O QUE FAZER:
1 - No texto sobre a passeata dos calouros de 1968, quem promove o tradicional desfile?
2 - Por favor, prossiga com o texto sobre a passeata dos calouros a partir do ponto em que ele termina.

Em 1968, mais uma vez ganhava visibilidade a passeata dos bixos em matéria relatando os preparativos desta que deveria reunir os calouros das Faculdades de Porto Alegre, São Leopoldo, Novo Hamburgo e Rio Grande416. Ainda sobre os preparativos da passeata destacava-se:

O tradicional desfile é promovido pelo Diretório Estadual de Estudantes que, com comissões montadas, está ultimando os trabalhos de organização da passeata. [...] O secretário de Segurança Pública, em palestra mantida ontem com a diretoria do DEE e com a Comissão de Organização da Passeata, disse – conforme relato dos estudantes – que não haveria censura prévia, e que os universitários têm liberdade para realizar a passeata. Frisou que a crítica política é livre mas, ao mesmo tempo, pediu moderação, sobretudo, nas que contenham ofensas pessoais ou atentem contra os costumes417. Ou seja, a representação, descrevendo os preparativos para a passeata, privilegiava o depoimento do Secretário de Segurança Pública em detrimento dos universitários que ganhavam visibilidade apenas de maneira indireta, no relato do jornalista. Ainda nesta lógica destacava-se matéria relatando a função da comissão de censura, constituída pelos universitários:

Referida comissão deve eliminar todo material que não condiga com os objetivos da passeata e promete que o material que eliminar mas voltar a ser colocado para o desfile (como tem ocorrido em outros anos), será destruído e o encarregado da faculdade responsabilizado. [...] Espera-se também que a comissão atue vigorosamente, eliminando ainda os quadros e cartazes de mau gosto, grosseiros e imorais, que muitas vezes empenaram, em anos passados, o desfile418.

MATERIAL FORNECIDO:
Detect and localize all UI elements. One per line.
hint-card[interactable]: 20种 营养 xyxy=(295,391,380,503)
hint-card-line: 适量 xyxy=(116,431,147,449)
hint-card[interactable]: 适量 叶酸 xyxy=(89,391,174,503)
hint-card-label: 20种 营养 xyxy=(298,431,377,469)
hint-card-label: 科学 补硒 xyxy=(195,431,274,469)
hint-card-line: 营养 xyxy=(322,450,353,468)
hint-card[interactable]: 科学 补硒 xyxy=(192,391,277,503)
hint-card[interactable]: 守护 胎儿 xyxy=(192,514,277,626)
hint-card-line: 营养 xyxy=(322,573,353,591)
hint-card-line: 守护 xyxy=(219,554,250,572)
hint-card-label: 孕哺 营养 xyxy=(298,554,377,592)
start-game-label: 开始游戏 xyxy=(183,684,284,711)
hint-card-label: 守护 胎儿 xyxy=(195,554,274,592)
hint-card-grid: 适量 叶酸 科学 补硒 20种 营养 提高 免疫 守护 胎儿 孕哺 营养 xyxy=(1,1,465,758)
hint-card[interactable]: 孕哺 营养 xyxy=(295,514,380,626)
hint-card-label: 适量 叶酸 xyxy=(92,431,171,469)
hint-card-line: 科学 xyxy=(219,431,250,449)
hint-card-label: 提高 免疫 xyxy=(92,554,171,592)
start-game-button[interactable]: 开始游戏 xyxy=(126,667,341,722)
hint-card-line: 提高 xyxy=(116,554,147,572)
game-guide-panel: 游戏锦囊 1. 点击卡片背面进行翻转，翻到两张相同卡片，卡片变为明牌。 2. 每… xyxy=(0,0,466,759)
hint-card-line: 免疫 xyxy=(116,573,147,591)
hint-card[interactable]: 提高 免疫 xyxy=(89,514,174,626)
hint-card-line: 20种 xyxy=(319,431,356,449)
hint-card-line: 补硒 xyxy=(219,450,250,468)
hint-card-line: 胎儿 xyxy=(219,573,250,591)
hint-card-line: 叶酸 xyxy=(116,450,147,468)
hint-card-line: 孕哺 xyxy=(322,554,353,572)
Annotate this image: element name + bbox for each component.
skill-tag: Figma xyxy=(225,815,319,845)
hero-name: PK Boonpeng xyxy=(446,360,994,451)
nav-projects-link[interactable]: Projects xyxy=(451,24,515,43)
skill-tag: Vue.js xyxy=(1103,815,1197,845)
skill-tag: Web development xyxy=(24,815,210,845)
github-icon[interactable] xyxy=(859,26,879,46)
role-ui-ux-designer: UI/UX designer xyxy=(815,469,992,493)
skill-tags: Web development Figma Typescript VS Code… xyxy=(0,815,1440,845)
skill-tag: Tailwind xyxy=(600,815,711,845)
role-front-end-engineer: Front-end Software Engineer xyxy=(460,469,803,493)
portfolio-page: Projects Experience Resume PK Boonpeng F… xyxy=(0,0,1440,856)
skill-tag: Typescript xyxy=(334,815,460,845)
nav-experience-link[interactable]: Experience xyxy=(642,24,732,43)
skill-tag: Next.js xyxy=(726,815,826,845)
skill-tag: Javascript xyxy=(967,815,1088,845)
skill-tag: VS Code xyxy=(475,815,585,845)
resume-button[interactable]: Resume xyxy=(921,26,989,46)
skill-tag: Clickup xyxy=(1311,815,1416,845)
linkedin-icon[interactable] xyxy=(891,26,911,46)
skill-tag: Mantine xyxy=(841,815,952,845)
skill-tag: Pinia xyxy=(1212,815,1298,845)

RESPOSTAS POR TAREFA:
1 - O Diretório Estadual de Estudantes.

2 -
Através dessas representações, é possível perceber que os componentes da empresa jornalística possibilitavam a construção de uma imagem simbólica dos universitários como agressivos, uma vez que, segundo a matéria, havia necessidade de coibir as ofensas quanto às autoridades e aos costumes. Neste sentido, reproduzia-se ainda na matéria a fala dos componentes do Regime Militar.

O resultado da passeata ganhava visibilidade conforme matéria:

416 “BIXOS SAEM COM CENSURA PRÓPRIA”, Zero Hora, Porto Alegre, p. 2, 25 abr. 1968, quinta-feira.

417 “PASSEATA DE CALOUROS VAI A IBÁ”, Correio do Povo, Porto Alegre, p. 13: Casas de Ensino, 27 abr. 1968, sábado.

418 “Calouros desfilam hoje pelo centro da cidade”, Correio do Povo, Porto Alegre, p. 12: Casas de Ensino, 28 abr. 1968, domingo.

A falta de entusiasmo dos “bixos” e a reduzida (comparada com anos anteriores) assistência de populares, caracterizou a passeata dos calouros do corrente ano, levada a efeito pelas ruas centrais da cidade no domingo. O tradicional desfile contou apenas com a participação das Faculdades e Escolas da URGS (com exceção de Ciências Econômicas e Odontologia) e da Escola Superior de Educação Física. [...] Os estudantes tiveram inteira liberdade para suas críticas, havendo, no entanto, a Comissão de Censura, constituída pelos universitários, deixado passar alguns cartazes imorais e de humorismo grosseiro. A crítica à situação internacional e à política brasileira foi a tônica característica da passeata, que igualmente criticou o atual estado de coisas da Universidade419.

A representação demonstrava uma crítica por parte dos componentes da empresa jornalística aos universitários participantes da passeata, uma vez que essa era desqualificada em trechos da matéria que apontam a pouca participação dos estudantes que eram ainda considerados imorais e grosseiros por criticarem a situação nacional e internacional. Assim, percebemos a utilização de uma estratégia de visibilidade diferenciada por parte dos componentes da empresa jornalística para abordar esse assunto.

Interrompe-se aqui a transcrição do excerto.